WHAT IS ASKED – From the entries that follow, pick out all lines holding "الآخر".

DATASET –
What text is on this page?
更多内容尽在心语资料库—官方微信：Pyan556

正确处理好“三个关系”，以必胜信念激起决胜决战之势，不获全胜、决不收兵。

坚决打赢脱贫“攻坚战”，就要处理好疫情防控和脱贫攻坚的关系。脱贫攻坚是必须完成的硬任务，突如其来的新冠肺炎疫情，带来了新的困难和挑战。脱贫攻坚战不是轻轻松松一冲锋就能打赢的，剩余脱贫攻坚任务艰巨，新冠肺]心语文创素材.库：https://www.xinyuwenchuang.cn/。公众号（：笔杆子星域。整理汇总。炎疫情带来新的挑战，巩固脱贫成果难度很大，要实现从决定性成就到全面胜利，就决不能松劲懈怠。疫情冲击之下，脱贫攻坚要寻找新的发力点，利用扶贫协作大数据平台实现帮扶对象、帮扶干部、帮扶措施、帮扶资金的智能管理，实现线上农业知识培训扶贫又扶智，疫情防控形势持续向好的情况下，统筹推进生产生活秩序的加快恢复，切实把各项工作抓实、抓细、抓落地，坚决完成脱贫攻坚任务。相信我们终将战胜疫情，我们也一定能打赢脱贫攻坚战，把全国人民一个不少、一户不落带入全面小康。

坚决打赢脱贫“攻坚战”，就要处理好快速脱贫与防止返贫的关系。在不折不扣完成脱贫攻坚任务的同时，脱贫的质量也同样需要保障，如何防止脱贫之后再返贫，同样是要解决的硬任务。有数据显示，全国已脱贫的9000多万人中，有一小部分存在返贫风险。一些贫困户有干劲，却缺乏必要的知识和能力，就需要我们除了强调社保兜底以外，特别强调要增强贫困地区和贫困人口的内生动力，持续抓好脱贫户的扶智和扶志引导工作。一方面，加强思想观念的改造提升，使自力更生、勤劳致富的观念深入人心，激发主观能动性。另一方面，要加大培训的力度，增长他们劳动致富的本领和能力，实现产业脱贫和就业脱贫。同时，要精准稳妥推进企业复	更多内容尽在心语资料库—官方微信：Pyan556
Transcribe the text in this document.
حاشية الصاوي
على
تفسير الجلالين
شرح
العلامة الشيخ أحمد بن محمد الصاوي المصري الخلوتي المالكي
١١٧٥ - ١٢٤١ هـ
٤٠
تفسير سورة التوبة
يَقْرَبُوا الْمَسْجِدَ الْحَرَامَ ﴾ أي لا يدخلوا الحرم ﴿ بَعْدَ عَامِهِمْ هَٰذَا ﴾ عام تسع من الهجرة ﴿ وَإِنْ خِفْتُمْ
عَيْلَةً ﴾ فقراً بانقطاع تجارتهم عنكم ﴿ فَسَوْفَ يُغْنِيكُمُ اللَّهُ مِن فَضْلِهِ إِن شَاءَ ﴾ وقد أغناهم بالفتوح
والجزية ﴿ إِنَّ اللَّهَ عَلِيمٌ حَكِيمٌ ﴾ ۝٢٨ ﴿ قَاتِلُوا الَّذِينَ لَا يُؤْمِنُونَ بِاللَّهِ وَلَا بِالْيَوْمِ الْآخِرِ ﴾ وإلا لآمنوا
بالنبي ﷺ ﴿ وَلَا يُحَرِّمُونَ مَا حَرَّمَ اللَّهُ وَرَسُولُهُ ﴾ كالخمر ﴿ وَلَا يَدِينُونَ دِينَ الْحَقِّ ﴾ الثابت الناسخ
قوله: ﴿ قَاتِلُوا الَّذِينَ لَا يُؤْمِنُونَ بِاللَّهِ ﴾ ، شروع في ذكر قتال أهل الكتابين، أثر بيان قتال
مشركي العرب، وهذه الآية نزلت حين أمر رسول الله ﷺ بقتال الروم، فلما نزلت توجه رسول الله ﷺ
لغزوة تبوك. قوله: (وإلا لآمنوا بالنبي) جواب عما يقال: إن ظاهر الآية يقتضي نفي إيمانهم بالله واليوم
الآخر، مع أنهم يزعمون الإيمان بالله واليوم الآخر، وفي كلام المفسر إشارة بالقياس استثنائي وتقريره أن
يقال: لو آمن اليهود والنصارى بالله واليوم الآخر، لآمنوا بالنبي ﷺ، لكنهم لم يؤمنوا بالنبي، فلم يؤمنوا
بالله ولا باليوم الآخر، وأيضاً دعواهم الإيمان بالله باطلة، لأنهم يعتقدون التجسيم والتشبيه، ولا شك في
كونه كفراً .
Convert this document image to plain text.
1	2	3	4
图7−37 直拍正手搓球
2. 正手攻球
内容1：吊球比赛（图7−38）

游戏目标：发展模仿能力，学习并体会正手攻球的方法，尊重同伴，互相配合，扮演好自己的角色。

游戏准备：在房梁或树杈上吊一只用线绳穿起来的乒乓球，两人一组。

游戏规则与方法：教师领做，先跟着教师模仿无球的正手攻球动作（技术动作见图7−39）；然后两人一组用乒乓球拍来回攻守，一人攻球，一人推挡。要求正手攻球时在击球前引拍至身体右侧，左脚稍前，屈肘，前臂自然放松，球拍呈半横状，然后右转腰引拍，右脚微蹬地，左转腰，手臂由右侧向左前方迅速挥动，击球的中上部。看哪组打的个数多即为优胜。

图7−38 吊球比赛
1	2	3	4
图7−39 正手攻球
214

COMPLETE RESPONSE –
الآخر، مع أنهم يزعمون الإيمان بالله واليوم الآخر، وفي كلام المفسر إشارة بالقياس استثنائي وتقريره أن
يقال: لو آمن اليهود والنصارى بالله واليوم الآخر، لآمنوا بالنبي ﷺ، لكنهم لم يؤمنوا بالنبي، فلم يؤمنوا
بالله ولا باليوم الآخر، وأيضاً دعواهم الإيمان بالله باطلة، لأنهم يعتقدون التجسيم والتشبيه، ولا شك في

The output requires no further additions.